*DATA EXCERPTS:*
_____

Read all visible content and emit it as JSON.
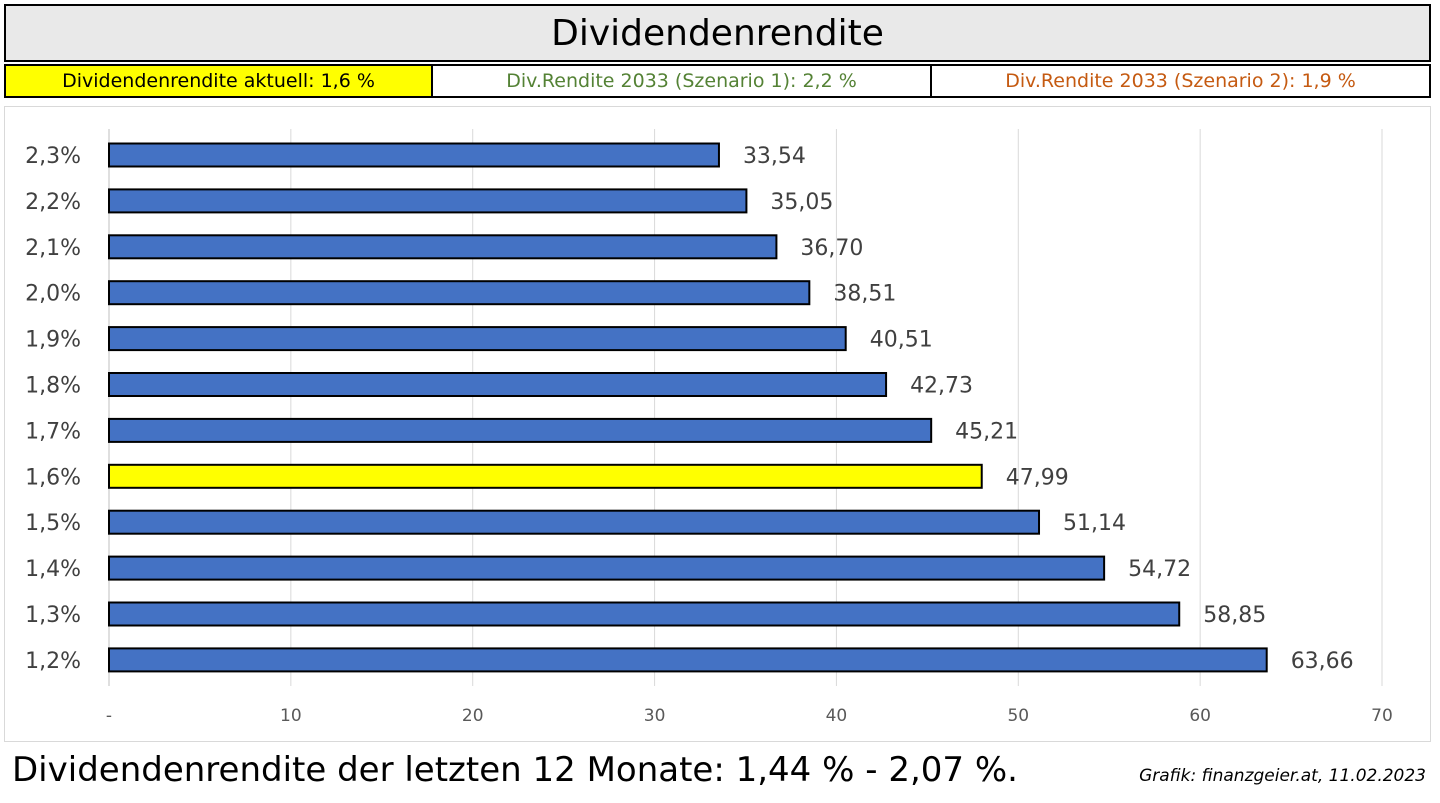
{
  "header": {
    "title": "Dividendenrendite"
  },
  "info": {
    "current": "Dividendenrendite aktuell: 1,6 %",
    "scenario1": "Div.Rendite 2033 (Szenario 1): 2,2 %",
    "scenario2": "Div.Rendite 2033 (Szenario 2): 1,9 %"
  },
  "colors": {
    "bar": "#4472c4",
    "highlight": "#ffff00",
    "scenario1_text": "#548235",
    "scenario2_text": "#c55a11",
    "grid": "#d9d9d9"
  },
  "footer": {
    "summary": "Dividendenrendite der letzten 12 Monate: 1,44 % - 2,07 %.",
    "credit": "Grafik: finanzgeier.at, 11.02.2023"
  },
  "chart_data": {
    "type": "bar",
    "orientation": "horizontal",
    "categories": [
      "2,3%",
      "2,2%",
      "2,1%",
      "2,0%",
      "1,9%",
      "1,8%",
      "1,7%",
      "1,6%",
      "1,5%",
      "1,4%",
      "1,3%",
      "1,2%"
    ],
    "values": [
      33.54,
      35.05,
      36.7,
      38.51,
      40.51,
      42.73,
      45.21,
      47.99,
      51.14,
      54.72,
      58.85,
      63.66
    ],
    "value_labels": [
      "33,54",
      "35,05",
      "36,70",
      "38,51",
      "40,51",
      "42,73",
      "45,21",
      "47,99",
      "51,14",
      "54,72",
      "58,85",
      "63,66"
    ],
    "highlight_category": "1,6%",
    "xlim": [
      0,
      70
    ],
    "x_ticks": [
      0,
      10,
      20,
      30,
      40,
      50,
      60,
      70
    ],
    "x_tick_labels": [
      "-",
      "10",
      "20",
      "30",
      "40",
      "50",
      "60",
      "70"
    ],
    "grid": true,
    "legend": "none",
    "xlabel": "",
    "ylabel": ""
  }
}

_____

*EXERCISE OBJECTIVE:* Write out all the entries word for word, but skip any images.

*WRITTEN SOLUTION:*
Read all visible content and emit it as JSON.
{
  "header": {
    "title": "Dividendenrendite"
  },
  "info": {
    "current": "Dividendenrendite aktuell: 1,6 %",
    "scenario1": "Div.Rendite 2033 (Szenario 1): 2,2 %",
    "scenario2": "Div.Rendite 2033 (Szenario 2): 1,9 %"
  },
  "colors": {
    "bar": "#4472c4",
    "highlight": "#ffff00",
    "scenario1_text": "#548235",
    "scenario2_text": "#c55a11",
    "grid": "#d9d9d9"
  },
  "footer": {
    "summary": "Dividendenrendite der letzten 12 Monate: 1,44 % - 2,07 %.",
    "credit": "Grafik: finanzgeier.at, 11.02.2023"
  },
  "chart_data": {
    "type": "bar",
    "orientation": "horizontal",
    "categories": [
      "2,3%",
      "2,2%",
      "2,1%",
      "2,0%",
      "1,9%",
      "1,8%",
      "1,7%",
      "1,6%",
      "1,5%",
      "1,4%",
      "1,3%",
      "1,2%"
    ],
    "values": [
      33.54,
      35.05,
      36.7,
      38.51,
      40.51,
      42.73,
      45.21,
      47.99,
      51.14,
      54.72,
      58.85,
      63.66
    ],
    "value_labels": [
      "33,54",
      "35,05",
      "36,70",
      "38,51",
      "40,51",
      "42,73",
      "45,21",
      "47,99",
      "51,14",
      "54,72",
      "58,85",
      "63,66"
    ],
    "highlight_category": "1,6%",
    "xlim": [
      0,
      70
    ],
    "x_ticks": [
      0,
      10,
      20,
      30,
      40,
      50,
      60,
      70
    ],
    "x_tick_labels": [
      "-",
      "10",
      "20",
      "30",
      "40",
      "50",
      "60",
      "70"
    ],
    "grid": true,
    "legend": "none",
    "xlabel": "",
    "ylabel": ""
  }
}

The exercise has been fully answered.